### WHAT THIS TASK INVOLVES
Copy every line of the data in which the word "Sabado" occurs.

--- start of DATASET RECORDS ---

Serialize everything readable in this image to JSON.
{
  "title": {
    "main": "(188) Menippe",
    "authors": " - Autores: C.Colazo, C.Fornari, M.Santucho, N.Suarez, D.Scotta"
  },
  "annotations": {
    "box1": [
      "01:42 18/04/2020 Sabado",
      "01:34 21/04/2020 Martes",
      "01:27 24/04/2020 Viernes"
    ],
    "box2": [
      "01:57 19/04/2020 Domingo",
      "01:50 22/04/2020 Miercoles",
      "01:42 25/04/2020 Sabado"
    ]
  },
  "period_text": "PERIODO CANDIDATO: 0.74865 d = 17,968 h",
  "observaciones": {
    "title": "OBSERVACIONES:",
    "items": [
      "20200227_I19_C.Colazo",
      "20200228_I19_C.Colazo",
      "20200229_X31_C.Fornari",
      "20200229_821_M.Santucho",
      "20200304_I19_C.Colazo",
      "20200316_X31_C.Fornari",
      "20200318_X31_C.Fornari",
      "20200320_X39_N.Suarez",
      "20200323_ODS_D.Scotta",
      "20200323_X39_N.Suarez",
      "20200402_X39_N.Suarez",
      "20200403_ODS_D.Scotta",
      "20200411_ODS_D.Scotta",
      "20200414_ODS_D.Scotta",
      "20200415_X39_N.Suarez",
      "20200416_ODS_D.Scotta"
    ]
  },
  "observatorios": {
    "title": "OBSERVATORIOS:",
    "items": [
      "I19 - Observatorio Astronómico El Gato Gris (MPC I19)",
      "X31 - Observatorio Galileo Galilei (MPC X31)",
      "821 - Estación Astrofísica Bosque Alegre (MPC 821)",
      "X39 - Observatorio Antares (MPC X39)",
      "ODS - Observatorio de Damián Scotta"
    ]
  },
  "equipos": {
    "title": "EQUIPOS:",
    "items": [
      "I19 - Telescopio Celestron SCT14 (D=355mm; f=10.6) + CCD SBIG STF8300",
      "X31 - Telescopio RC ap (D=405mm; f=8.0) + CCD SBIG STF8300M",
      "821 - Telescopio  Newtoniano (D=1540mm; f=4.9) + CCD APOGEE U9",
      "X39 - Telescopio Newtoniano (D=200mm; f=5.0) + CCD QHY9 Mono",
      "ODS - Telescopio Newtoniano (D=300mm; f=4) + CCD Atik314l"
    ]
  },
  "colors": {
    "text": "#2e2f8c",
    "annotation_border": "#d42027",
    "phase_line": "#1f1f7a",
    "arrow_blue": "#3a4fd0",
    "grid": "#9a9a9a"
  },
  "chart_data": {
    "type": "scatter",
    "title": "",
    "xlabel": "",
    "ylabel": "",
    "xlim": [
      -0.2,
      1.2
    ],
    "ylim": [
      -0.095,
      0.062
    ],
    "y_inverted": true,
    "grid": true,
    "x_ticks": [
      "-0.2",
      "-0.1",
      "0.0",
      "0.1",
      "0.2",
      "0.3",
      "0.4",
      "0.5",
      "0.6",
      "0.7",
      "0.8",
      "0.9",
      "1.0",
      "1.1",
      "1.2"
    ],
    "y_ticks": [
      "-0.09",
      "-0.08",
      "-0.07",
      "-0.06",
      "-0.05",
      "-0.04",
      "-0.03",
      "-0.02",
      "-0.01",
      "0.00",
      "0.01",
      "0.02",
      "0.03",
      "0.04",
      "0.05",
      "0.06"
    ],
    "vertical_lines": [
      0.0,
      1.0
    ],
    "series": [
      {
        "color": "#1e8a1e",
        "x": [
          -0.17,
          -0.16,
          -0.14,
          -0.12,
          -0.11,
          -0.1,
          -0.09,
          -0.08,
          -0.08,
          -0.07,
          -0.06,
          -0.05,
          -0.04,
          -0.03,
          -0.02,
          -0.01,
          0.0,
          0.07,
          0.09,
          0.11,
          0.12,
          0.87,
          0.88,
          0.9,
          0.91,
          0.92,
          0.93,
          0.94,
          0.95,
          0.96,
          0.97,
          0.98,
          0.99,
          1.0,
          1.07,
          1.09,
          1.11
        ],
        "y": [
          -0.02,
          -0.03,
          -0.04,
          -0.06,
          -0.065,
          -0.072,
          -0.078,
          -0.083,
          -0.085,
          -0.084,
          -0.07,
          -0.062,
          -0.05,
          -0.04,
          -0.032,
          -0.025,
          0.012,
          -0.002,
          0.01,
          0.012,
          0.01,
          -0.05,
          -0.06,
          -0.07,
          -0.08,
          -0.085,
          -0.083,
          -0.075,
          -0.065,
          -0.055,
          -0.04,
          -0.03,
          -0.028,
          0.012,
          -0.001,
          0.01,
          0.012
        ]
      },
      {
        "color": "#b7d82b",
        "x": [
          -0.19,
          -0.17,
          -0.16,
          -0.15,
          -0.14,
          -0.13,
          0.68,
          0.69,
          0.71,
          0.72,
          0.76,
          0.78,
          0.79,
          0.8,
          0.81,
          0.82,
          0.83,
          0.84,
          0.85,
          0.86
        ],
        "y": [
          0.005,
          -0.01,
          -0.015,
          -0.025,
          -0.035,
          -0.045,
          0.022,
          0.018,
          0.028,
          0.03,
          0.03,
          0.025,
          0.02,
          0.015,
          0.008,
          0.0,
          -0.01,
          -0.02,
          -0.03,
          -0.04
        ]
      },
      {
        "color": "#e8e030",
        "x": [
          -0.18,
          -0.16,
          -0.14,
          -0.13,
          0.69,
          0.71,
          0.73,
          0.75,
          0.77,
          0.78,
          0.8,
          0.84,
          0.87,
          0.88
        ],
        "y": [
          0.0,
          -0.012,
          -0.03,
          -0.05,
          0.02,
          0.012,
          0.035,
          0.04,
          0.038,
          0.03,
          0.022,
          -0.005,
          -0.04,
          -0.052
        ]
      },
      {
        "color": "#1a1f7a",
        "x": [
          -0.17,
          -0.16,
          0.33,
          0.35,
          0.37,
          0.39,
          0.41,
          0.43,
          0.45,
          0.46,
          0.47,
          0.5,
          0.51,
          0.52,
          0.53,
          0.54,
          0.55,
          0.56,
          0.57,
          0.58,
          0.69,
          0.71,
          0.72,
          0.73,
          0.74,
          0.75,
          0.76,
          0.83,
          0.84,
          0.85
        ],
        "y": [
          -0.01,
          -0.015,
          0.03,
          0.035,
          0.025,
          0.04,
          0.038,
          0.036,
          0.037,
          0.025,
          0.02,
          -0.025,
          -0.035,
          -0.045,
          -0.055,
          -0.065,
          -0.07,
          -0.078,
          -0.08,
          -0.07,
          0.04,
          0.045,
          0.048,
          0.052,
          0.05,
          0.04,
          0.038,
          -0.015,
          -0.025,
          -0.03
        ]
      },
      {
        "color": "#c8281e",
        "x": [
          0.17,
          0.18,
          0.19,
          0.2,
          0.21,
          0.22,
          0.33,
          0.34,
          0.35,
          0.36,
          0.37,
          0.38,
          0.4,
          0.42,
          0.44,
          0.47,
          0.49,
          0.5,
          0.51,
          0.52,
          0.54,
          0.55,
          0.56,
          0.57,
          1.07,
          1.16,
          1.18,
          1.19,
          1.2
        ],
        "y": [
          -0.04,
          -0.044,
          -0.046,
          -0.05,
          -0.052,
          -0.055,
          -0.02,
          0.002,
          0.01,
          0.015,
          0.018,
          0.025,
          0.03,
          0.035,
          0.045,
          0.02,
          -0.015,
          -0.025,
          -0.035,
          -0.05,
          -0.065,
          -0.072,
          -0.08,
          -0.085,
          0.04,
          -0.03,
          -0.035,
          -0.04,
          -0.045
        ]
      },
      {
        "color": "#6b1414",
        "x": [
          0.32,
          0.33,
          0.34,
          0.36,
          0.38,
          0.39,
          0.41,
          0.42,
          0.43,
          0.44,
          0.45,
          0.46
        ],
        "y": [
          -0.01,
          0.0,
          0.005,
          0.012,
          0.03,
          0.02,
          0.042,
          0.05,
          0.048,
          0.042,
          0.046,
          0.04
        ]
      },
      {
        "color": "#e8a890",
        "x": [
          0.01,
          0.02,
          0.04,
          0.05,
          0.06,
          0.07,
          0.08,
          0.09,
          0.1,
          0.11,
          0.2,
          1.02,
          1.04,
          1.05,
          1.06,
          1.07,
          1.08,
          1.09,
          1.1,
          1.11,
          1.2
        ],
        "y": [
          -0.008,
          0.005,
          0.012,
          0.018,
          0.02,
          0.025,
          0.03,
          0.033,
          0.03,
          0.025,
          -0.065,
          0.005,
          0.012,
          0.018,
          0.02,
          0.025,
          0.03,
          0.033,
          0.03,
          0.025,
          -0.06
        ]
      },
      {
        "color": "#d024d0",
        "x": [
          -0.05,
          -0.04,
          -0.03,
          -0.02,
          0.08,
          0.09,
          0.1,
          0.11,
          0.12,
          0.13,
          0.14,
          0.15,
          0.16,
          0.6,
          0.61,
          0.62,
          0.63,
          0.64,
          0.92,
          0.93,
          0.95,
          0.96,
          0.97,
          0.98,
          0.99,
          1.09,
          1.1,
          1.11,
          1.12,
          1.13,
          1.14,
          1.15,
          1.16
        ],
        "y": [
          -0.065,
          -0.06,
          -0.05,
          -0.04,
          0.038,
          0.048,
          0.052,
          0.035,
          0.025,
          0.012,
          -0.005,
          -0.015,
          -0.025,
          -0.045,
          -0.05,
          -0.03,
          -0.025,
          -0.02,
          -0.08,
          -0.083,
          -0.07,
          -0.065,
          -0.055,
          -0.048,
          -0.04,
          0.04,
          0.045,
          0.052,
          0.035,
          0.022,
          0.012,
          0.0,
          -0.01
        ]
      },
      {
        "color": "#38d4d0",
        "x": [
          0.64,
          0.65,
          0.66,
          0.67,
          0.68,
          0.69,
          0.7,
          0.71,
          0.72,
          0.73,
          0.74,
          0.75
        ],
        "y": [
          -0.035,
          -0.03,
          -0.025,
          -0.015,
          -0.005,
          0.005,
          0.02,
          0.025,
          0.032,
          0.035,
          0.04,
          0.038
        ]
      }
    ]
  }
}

--- end of DATASET RECORDS ---

### PROBLEM SOLUTION
      "01:42 18/04/2020 Sabado",
      "01:42 25/04/2020 Sabado"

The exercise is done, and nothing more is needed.